OBJECTIVE
In the records below, find each line containing the word "through" and copy it.

=-=-=-=-=

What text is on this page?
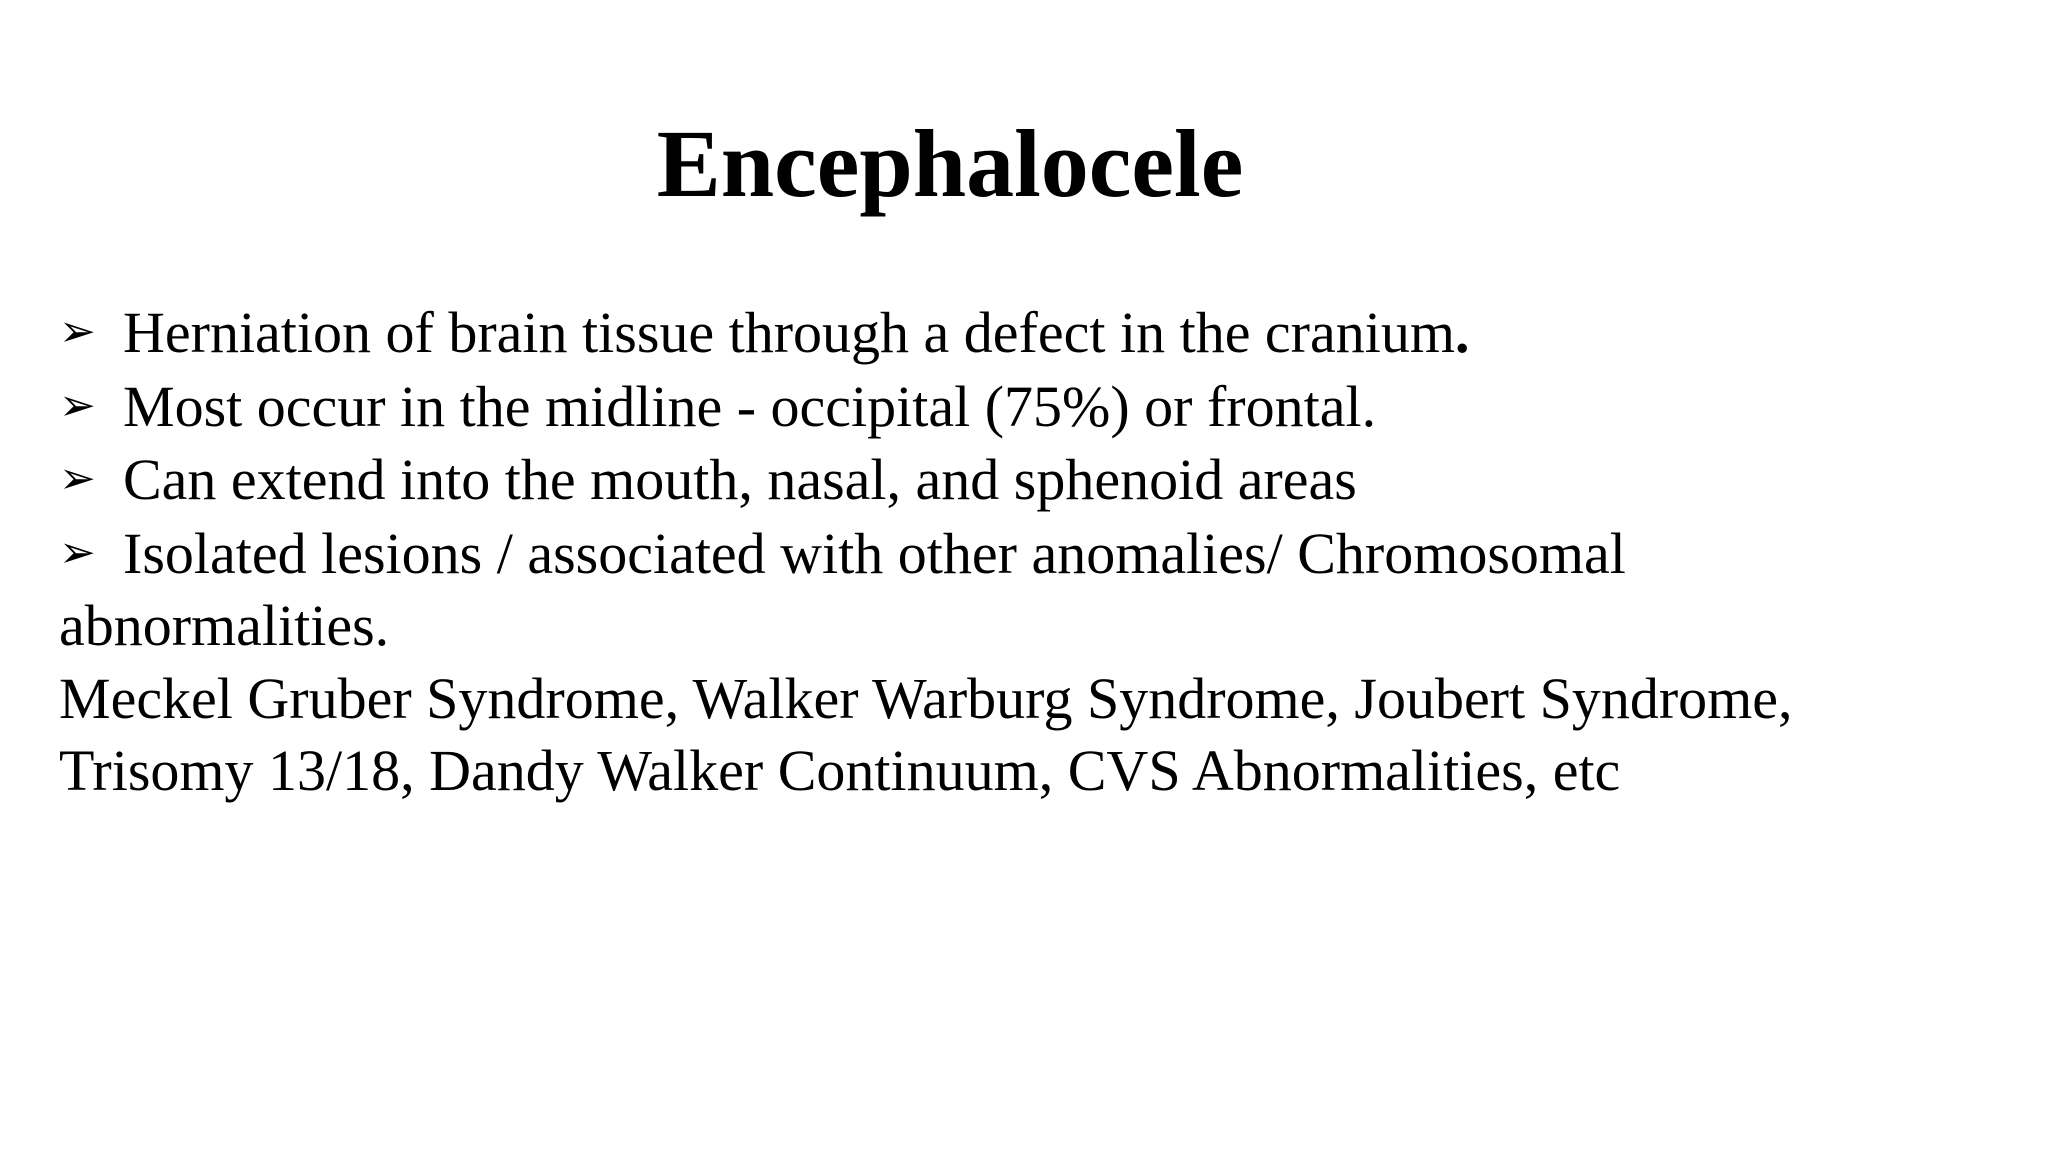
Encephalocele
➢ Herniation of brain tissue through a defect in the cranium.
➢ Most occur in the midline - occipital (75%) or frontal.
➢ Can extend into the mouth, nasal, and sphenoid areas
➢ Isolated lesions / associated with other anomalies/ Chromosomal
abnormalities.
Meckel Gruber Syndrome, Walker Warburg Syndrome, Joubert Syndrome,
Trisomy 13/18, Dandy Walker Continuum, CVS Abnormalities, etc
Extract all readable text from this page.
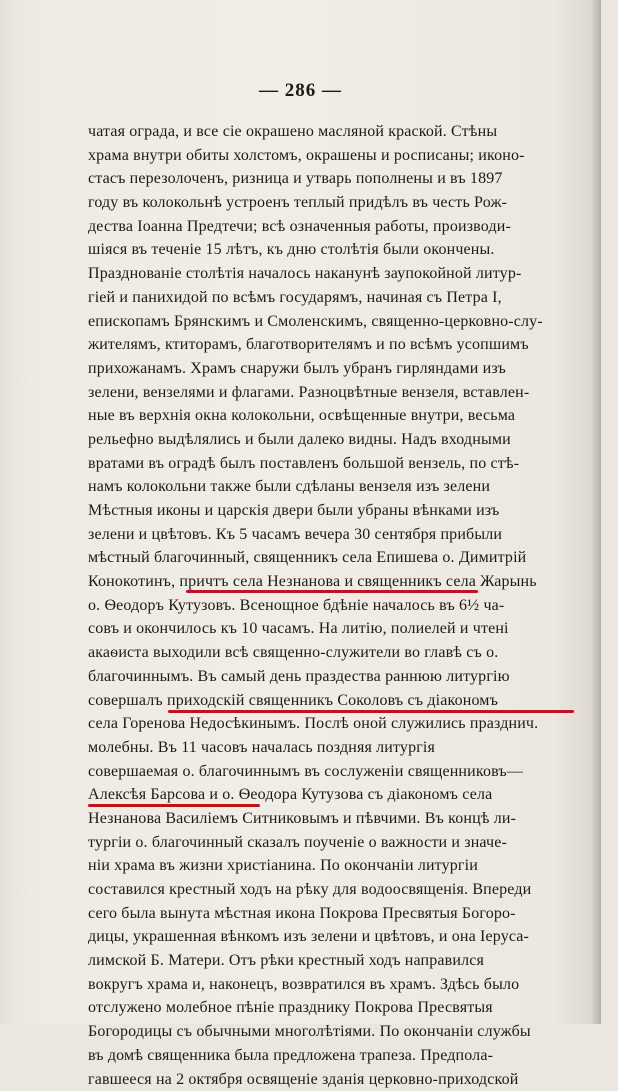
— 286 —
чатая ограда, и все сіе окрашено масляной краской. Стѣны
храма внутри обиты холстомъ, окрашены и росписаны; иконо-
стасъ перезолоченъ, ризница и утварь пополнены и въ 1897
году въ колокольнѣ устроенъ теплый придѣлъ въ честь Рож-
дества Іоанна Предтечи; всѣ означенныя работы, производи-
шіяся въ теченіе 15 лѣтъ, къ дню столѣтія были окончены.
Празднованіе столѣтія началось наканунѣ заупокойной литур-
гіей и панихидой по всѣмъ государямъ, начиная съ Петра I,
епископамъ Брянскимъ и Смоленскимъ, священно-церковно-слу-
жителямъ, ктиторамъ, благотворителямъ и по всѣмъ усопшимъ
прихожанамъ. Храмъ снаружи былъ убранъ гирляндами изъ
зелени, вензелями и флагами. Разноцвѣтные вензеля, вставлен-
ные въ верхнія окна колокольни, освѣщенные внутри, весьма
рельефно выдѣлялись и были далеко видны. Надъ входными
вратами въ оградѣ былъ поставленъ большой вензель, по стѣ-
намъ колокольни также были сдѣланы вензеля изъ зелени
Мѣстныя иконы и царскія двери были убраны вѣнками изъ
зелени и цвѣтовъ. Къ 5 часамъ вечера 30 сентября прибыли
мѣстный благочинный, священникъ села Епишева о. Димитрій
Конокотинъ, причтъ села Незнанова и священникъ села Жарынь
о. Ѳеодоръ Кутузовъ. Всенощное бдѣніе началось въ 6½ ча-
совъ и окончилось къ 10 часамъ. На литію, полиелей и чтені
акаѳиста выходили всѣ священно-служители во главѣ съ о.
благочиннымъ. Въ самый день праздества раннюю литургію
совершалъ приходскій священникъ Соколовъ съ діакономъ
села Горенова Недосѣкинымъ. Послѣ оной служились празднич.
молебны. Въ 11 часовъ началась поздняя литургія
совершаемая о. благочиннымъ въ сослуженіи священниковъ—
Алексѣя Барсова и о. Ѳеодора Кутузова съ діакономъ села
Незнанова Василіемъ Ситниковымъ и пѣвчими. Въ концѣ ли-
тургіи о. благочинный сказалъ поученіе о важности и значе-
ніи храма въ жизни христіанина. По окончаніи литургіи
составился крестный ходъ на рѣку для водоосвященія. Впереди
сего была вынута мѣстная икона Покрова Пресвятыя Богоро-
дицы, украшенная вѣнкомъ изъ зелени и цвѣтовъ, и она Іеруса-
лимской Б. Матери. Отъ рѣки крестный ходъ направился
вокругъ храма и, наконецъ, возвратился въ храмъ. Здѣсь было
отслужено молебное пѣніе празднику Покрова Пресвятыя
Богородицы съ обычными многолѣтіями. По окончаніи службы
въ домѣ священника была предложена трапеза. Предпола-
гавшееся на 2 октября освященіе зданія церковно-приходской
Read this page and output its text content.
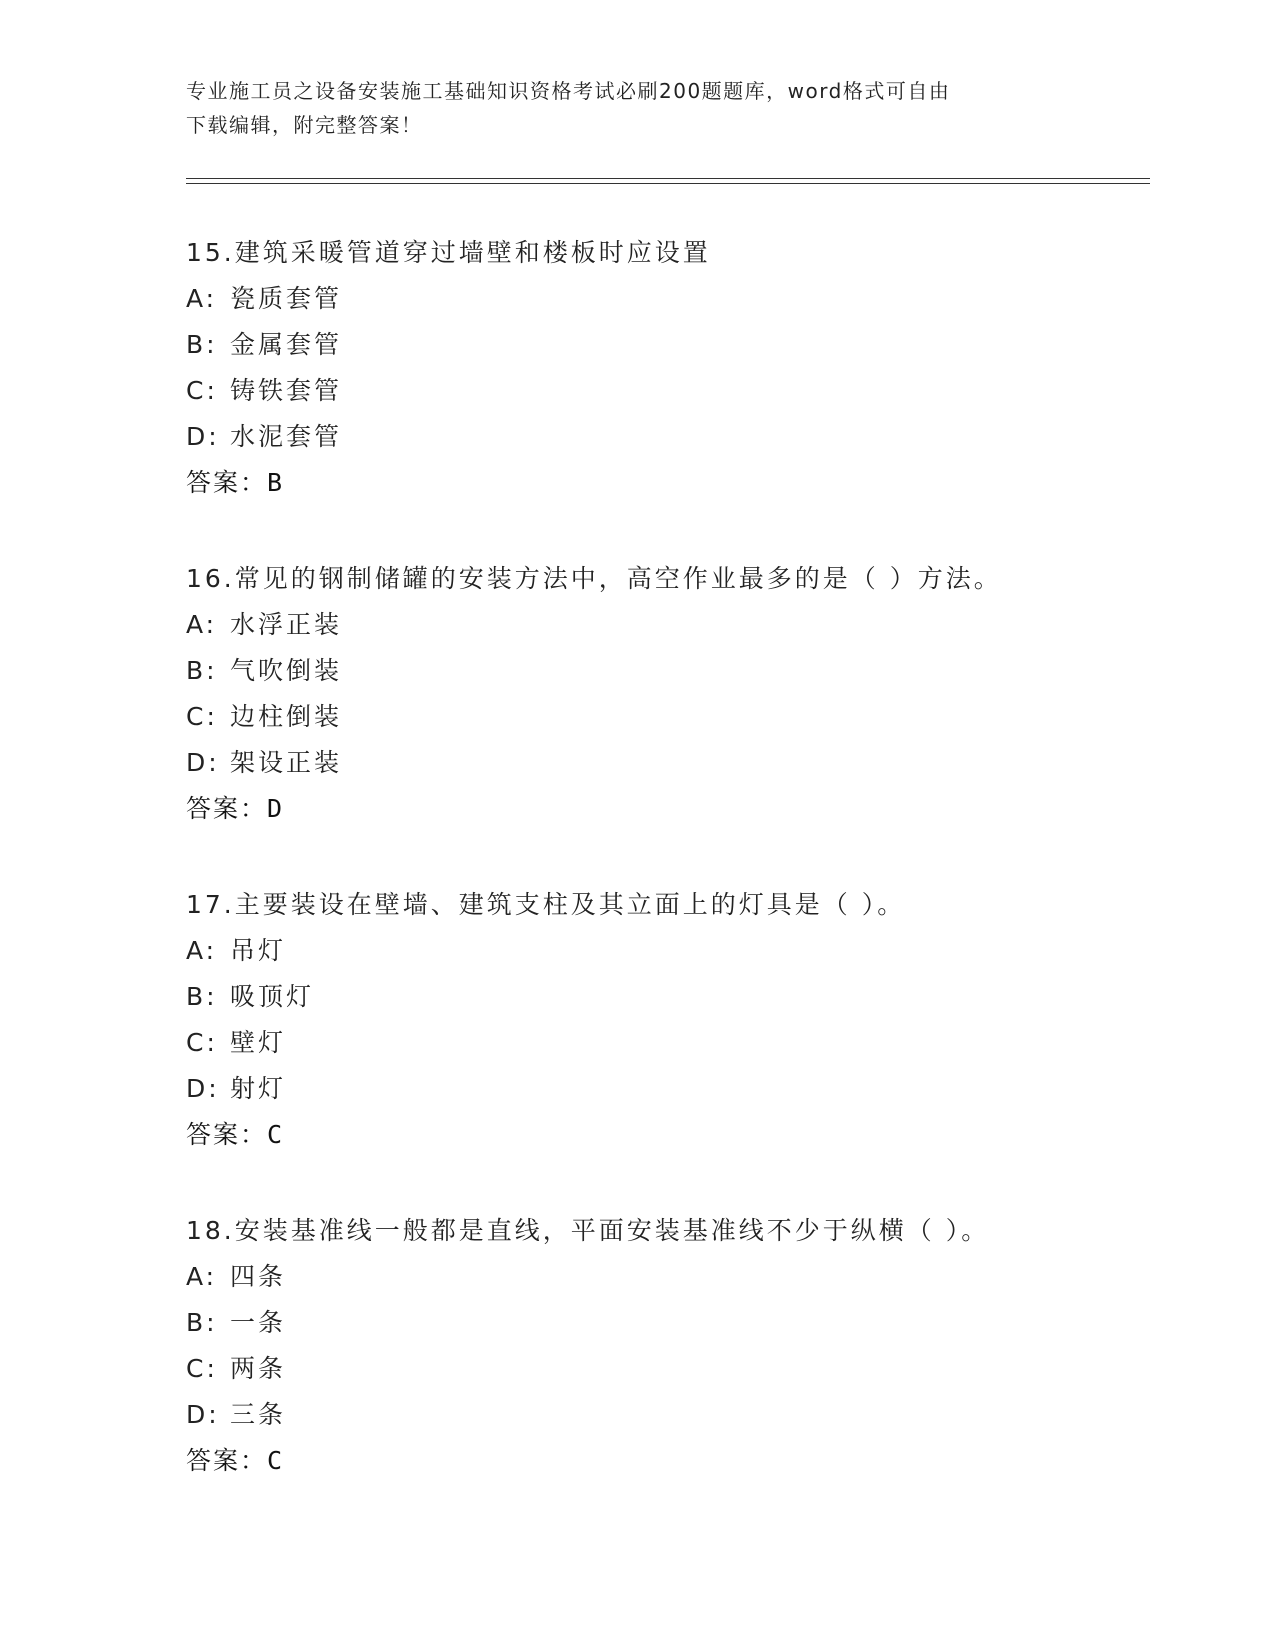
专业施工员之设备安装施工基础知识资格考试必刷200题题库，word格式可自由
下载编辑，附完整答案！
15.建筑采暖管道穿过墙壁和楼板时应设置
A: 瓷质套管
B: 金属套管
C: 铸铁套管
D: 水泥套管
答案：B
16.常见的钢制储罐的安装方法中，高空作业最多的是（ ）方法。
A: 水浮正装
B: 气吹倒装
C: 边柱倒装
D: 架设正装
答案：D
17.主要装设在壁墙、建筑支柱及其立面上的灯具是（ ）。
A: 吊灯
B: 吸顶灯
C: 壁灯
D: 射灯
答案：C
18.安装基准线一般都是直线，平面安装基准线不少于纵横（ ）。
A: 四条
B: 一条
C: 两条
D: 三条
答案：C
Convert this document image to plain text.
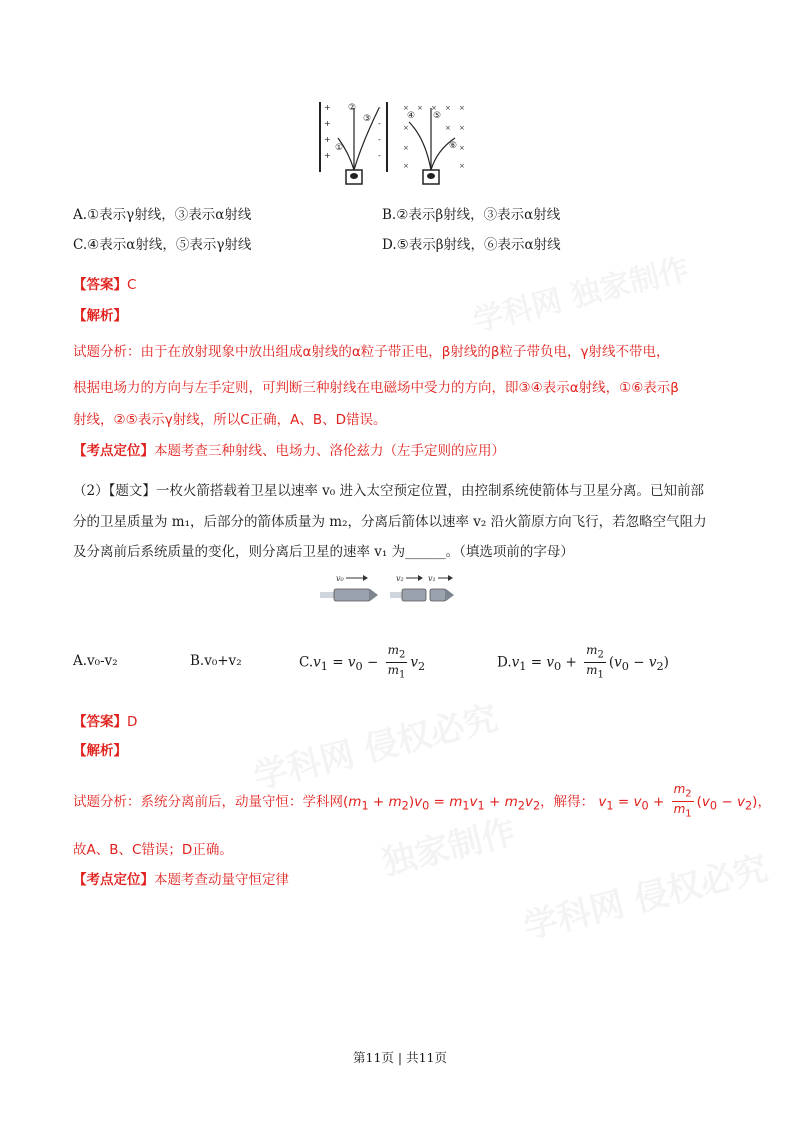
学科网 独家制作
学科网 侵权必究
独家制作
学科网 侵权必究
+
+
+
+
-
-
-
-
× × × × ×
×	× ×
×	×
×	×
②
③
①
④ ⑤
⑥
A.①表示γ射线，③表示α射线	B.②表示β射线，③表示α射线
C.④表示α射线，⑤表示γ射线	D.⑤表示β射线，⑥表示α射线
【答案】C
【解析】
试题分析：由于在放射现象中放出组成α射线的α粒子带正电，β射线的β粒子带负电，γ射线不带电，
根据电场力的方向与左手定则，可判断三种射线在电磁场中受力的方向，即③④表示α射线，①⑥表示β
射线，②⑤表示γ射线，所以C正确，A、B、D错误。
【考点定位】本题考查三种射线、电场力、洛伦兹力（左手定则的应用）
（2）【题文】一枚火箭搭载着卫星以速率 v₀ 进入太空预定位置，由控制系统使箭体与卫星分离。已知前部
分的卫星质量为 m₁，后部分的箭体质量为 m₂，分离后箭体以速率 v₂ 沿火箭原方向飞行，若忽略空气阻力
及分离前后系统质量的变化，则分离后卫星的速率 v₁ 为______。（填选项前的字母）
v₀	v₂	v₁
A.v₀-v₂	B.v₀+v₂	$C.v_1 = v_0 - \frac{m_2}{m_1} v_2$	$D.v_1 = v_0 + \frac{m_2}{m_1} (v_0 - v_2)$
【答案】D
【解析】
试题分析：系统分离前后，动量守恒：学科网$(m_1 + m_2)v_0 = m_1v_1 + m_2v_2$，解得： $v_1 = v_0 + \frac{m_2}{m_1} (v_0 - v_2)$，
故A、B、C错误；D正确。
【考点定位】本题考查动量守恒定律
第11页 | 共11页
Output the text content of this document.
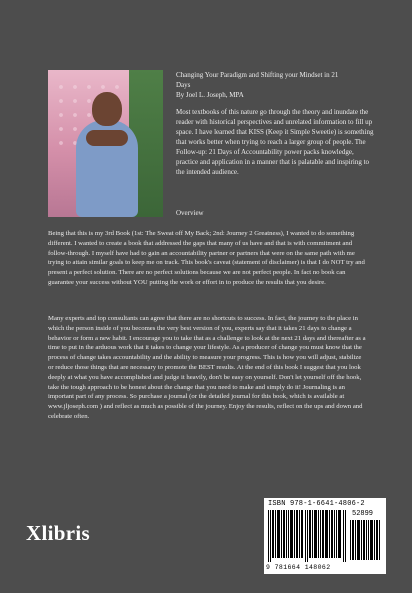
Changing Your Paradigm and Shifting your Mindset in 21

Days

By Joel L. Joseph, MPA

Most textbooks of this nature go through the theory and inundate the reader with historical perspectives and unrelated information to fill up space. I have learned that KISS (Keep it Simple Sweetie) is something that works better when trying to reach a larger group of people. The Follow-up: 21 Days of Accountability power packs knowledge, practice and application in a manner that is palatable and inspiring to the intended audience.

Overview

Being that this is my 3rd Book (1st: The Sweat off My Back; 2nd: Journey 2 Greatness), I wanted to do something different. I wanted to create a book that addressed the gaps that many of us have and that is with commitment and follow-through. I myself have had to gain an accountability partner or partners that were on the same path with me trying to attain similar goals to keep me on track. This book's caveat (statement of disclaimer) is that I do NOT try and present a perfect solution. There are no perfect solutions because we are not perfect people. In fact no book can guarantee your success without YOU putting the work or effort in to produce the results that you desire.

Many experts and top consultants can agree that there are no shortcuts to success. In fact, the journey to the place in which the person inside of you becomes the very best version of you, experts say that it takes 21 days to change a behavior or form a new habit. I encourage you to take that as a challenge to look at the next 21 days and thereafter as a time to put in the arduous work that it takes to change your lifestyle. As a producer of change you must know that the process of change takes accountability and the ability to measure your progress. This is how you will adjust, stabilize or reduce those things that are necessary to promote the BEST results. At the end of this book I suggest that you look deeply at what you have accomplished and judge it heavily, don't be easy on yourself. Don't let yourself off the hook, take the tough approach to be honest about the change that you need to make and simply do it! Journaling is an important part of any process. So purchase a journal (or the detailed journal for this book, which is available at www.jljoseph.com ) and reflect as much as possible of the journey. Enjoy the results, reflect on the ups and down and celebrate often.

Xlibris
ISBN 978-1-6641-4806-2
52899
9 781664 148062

=-=-=-=-=

FINAL RESULT
➢ Herniation of brain tissue through a defect in the cranium.
Most textbooks of this nature go through the theory and inundate the reader with historical perspectives and unrelated information to fill up space. I have learned that KISS (Keep it Simple Sweetie) is something that works better when trying to reach a larger group of people. The Follow-up: 21 Days of Accountability power packs knowledge, practice and application in a manner that is palatable and inspiring to the intended audience.
Being that this is my 3rd Book (1st: The Sweat off My Back; 2nd: Journey 2 Greatness), I wanted to do something different. I wanted to create a book that addressed the gaps that many of us have and that is with commitment and follow-through. I myself have had to gain an accountability partner or partners that were on the same path with me trying to attain similar goals to keep me on track. This book's caveat (statement of disclaimer) is that I do NOT try and present a perfect solution. There are no perfect solutions because we are not perfect people. In fact no book can guarantee your success without YOU putting the work or effort in to produce the results that you desire.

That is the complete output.